§ Available data:
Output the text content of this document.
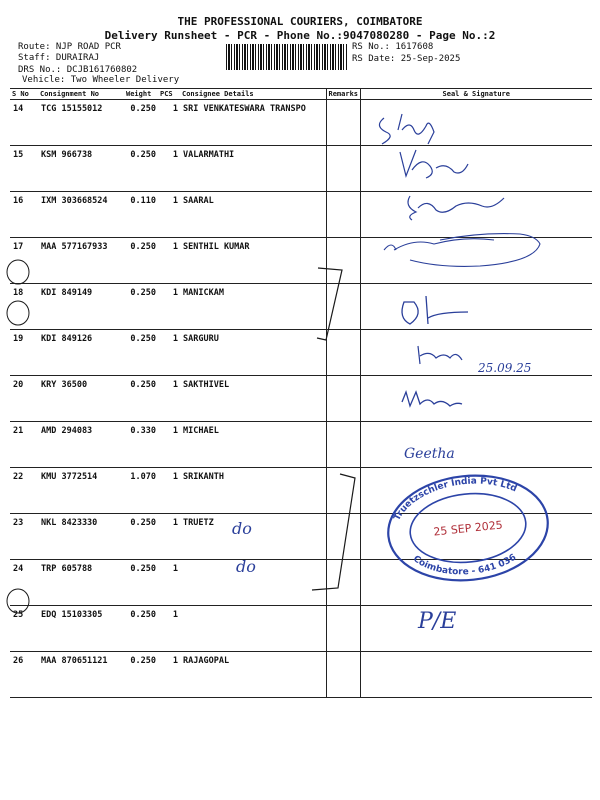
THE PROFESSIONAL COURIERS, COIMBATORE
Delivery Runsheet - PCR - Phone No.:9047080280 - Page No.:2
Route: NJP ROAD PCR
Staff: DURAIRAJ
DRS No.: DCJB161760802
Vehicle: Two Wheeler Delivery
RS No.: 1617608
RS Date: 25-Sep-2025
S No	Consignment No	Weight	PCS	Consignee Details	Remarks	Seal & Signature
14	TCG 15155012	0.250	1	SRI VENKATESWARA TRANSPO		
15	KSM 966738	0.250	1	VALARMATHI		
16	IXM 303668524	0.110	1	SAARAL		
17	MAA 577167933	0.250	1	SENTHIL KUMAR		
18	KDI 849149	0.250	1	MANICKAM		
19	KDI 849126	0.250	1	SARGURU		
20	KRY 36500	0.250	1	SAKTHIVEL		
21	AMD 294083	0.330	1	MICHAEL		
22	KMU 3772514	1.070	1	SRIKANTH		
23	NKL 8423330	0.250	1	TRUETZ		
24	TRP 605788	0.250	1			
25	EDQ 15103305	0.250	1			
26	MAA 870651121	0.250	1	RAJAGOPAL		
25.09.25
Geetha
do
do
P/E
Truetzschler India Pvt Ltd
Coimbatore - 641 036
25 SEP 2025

---

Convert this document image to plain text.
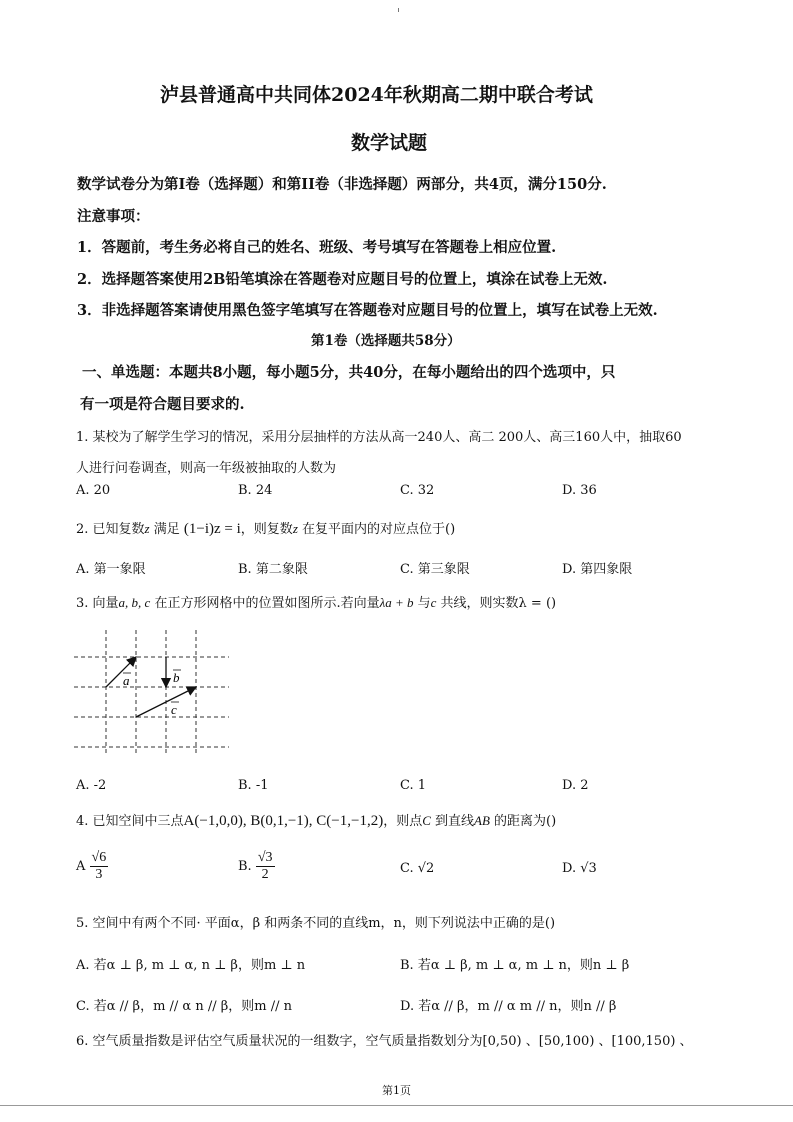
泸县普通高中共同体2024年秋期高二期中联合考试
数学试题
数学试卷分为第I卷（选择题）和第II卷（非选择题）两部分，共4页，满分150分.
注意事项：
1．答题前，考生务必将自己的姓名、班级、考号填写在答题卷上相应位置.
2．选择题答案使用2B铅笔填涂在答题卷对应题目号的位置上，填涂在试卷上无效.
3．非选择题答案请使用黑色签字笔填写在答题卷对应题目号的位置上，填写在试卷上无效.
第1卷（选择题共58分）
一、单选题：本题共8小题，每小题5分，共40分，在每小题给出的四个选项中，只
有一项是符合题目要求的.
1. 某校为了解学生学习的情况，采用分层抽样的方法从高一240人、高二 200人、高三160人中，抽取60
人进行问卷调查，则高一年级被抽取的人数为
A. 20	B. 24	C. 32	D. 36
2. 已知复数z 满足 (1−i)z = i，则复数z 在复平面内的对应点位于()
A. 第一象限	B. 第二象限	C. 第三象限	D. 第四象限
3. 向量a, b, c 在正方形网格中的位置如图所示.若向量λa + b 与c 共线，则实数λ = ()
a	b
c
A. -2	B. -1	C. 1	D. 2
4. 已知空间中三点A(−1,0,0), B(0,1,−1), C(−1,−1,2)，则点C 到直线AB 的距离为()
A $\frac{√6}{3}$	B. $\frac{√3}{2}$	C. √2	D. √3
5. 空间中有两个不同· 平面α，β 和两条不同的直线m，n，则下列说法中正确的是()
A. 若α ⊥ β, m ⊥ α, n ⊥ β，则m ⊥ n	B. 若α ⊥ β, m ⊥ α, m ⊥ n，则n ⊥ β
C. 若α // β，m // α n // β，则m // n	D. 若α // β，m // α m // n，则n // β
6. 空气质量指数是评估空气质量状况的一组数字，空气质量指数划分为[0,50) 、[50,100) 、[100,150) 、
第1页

§ Task goal: Using the entries above, return each line that includes the word "Delivery".

§ Problem solution:
Delivery Runsheet - PCR - Phone No.:9047080280 - Page No.:2
Vehicle: Two Wheeler Delivery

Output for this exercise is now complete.